WORK INSTRUCTION
Write out all of the entries, matching the original exactly.

SUPPLIED MATERIAL

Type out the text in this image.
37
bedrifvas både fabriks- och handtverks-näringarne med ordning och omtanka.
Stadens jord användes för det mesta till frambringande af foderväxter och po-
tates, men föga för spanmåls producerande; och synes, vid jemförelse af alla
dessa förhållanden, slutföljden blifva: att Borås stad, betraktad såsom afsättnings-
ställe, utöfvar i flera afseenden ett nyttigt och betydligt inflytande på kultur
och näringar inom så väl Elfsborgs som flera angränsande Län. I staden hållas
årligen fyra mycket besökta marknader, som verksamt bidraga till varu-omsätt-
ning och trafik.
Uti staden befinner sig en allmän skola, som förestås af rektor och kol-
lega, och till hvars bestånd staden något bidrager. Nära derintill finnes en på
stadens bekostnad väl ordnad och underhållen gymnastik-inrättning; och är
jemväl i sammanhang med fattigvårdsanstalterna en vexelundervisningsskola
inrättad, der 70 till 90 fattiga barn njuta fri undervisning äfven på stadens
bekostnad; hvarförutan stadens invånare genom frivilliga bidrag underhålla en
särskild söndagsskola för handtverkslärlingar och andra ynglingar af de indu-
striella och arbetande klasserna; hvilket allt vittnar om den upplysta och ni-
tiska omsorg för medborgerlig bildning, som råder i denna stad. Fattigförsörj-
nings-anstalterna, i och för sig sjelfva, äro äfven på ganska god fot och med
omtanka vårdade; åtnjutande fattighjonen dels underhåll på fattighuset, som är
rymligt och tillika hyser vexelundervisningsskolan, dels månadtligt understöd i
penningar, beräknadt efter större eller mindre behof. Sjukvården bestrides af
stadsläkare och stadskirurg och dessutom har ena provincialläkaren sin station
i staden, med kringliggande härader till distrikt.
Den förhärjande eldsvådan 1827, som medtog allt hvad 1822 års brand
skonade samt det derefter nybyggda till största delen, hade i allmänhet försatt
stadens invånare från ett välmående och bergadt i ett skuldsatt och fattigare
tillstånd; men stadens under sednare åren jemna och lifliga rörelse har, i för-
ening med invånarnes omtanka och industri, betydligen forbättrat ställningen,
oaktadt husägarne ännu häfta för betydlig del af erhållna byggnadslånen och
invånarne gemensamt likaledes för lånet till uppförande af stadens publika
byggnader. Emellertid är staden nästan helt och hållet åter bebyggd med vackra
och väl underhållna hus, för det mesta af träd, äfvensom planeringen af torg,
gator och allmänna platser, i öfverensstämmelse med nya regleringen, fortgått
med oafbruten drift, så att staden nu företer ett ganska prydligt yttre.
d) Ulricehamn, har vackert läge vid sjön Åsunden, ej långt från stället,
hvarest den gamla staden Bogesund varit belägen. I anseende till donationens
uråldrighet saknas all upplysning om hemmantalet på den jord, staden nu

WRITTEN RESPONSE
Type out the text in this image.
37
bedrifvas både fabriks- och handtverks-näringarne med ordning och omtanka.
Stadens jord användes för det mesta till frambringande af foderväxter och po-
tates, men föga för spanmåls producerande; och synes, vid jemförelse af alla
dessa förhållanden, slutföljden blifva: att Borås stad, betraktad såsom afsättnings-
ställe, utöfvar i flera afseenden ett nyttigt och betydligt inflytande på kultur
och näringar inom så väl Elfsborgs som flera angränsande Län. I staden hållas
årligen fyra mycket besökta marknader, som verksamt bidraga till varu-omsätt-
ning och trafik.
Uti staden befinner sig en allmän skola, som förestås af rektor och kol-
lega, och till hvars bestånd staden något bidrager. Nära derintill finnes en på
stadens bekostnad väl ordnad och underhållen gymnastik-inrättning; och är
jemväl i sammanhang med fattigvårdsanstalterna en vexelundervisningsskola
inrättad, der 70 till 90 fattiga barn njuta fri undervisning äfven på stadens
bekostnad; hvarförutan stadens invånare genom frivilliga bidrag underhålla en
särskild söndagsskola för handtverkslärlingar och andra ynglingar af de indu-
striella och arbetande klasserna; hvilket allt vittnar om den upplysta och ni-
tiska omsorg för medborgerlig bildning, som råder i denna stad. Fattigförsörj-
nings-anstalterna, i och för sig sjelfva, äro äfven på ganska god fot och med
omtanka vårdade; åtnjutande fattighjonen dels underhåll på fattighuset, som är
rymligt och tillika hyser vexelundervisningsskolan, dels månadtligt understöd i
penningar, beräknadt efter större eller mindre behof. Sjukvården bestrides af
stadsläkare och stadskirurg och dessutom har ena provincialläkaren sin station
i staden, med kringliggande härader till distrikt.
Den förhärjande eldsvådan 1827, som medtog allt hvad 1822 års brand
skonade samt det derefter nybyggda till största delen, hade i allmänhet försatt
stadens invånare från ett välmående och bergadt i ett skuldsatt och fattigare
tillstånd; men stadens under sednare åren jemna och lifliga rörelse har, i för-
ening med invånarnes omtanka och industri, betydligen forbättrat ställningen,
oaktadt husägarne ännu häfta för betydlig del af erhållna byggnadslånen och
invånarne gemensamt likaledes för lånet till uppförande af stadens publika
byggnader. Emellertid är staden nästan helt och hållet åter bebyggd med vackra
och väl underhållna hus, för det mesta af träd, äfvensom planeringen af torg,
gator och allmänna platser, i öfverensstämmelse med nya regleringen, fortgått
med oafbruten drift, så att staden nu företer ett ganska prydligt yttre.
d) Ulricehamn, har vackert läge vid sjön Åsunden, ej långt från stället,
hvarest den gamla staden Bogesund varit belägen. I anseende till donationens
uråldrighet saknas all upplysning om hemmantalet på den jord, staden nu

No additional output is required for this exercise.